Copy out every record below with complete accuracy.
::: Material shown :::
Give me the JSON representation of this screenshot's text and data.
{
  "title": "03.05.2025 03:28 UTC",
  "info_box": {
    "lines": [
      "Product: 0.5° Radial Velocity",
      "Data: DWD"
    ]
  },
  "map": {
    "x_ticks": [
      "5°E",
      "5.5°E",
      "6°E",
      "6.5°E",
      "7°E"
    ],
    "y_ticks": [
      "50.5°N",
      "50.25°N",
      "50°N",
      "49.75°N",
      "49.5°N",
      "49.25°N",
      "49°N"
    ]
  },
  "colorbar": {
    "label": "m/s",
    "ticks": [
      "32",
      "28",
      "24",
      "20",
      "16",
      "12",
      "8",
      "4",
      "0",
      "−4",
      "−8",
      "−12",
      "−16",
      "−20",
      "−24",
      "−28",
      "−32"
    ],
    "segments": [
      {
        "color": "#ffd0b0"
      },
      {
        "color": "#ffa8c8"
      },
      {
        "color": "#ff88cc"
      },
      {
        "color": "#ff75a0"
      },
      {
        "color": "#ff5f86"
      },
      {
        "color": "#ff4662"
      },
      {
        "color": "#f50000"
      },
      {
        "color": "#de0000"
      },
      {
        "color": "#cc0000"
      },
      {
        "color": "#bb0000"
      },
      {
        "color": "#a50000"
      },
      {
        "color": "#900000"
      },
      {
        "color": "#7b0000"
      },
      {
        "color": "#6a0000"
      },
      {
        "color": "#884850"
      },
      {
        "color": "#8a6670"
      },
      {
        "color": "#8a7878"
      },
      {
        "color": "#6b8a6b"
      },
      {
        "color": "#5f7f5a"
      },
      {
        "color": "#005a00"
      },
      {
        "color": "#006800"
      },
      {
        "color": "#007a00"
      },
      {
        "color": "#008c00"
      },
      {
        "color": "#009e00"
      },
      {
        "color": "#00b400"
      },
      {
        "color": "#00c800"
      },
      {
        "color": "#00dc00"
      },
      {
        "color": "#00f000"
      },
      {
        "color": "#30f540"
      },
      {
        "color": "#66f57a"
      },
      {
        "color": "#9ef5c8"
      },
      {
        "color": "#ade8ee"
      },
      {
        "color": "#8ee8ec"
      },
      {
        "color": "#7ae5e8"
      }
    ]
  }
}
:::
§ **Expected output**:
Give me the JSON representation of this screenshot's text and data.
{
  "title": "03.05.2025 03:28 UTC",
  "info_box": {
    "lines": [
      "Product: 0.5° Radial Velocity",
      "Data: DWD"
    ]
  },
  "map": {
    "x_ticks": [
      "5°E",
      "5.5°E",
      "6°E",
      "6.5°E",
      "7°E"
    ],
    "y_ticks": [
      "50.5°N",
      "50.25°N",
      "50°N",
      "49.75°N",
      "49.5°N",
      "49.25°N",
      "49°N"
    ]
  },
  "colorbar": {
    "label": "m/s",
    "ticks": [
      "32",
      "28",
      "24",
      "20",
      "16",
      "12",
      "8",
      "4",
      "0",
      "−4",
      "−8",
      "−12",
      "−16",
      "−20",
      "−24",
      "−28",
      "−32"
    ],
    "segments": [
      {
        "color": "#ffd0b0"
      },
      {
        "color": "#ffa8c8"
      },
      {
        "color": "#ff88cc"
      },
      {
        "color": "#ff75a0"
      },
      {
        "color": "#ff5f86"
      },
      {
        "color": "#ff4662"
      },
      {
        "color": "#f50000"
      },
      {
        "color": "#de0000"
      },
      {
        "color": "#cc0000"
      },
      {
        "color": "#bb0000"
      },
      {
        "color": "#a50000"
      },
      {
        "color": "#900000"
      },
      {
        "color": "#7b0000"
      },
      {
        "color": "#6a0000"
      },
      {
        "color": "#884850"
      },
      {
        "color": "#8a6670"
      },
      {
        "color": "#8a7878"
      },
      {
        "color": "#6b8a6b"
      },
      {
        "color": "#5f7f5a"
      },
      {
        "color": "#005a00"
      },
      {
        "color": "#006800"
      },
      {
        "color": "#007a00"
      },
      {
        "color": "#008c00"
      },
      {
        "color": "#009e00"
      },
      {
        "color": "#00b400"
      },
      {
        "color": "#00c800"
      },
      {
        "color": "#00dc00"
      },
      {
        "color": "#00f000"
      },
      {
        "color": "#30f540"
      },
      {
        "color": "#66f57a"
      },
      {
        "color": "#9ef5c8"
      },
      {
        "color": "#ade8ee"
      },
      {
        "color": "#8ee8ec"
      },
      {
        "color": "#7ae5e8"
      }
    ]
  }
}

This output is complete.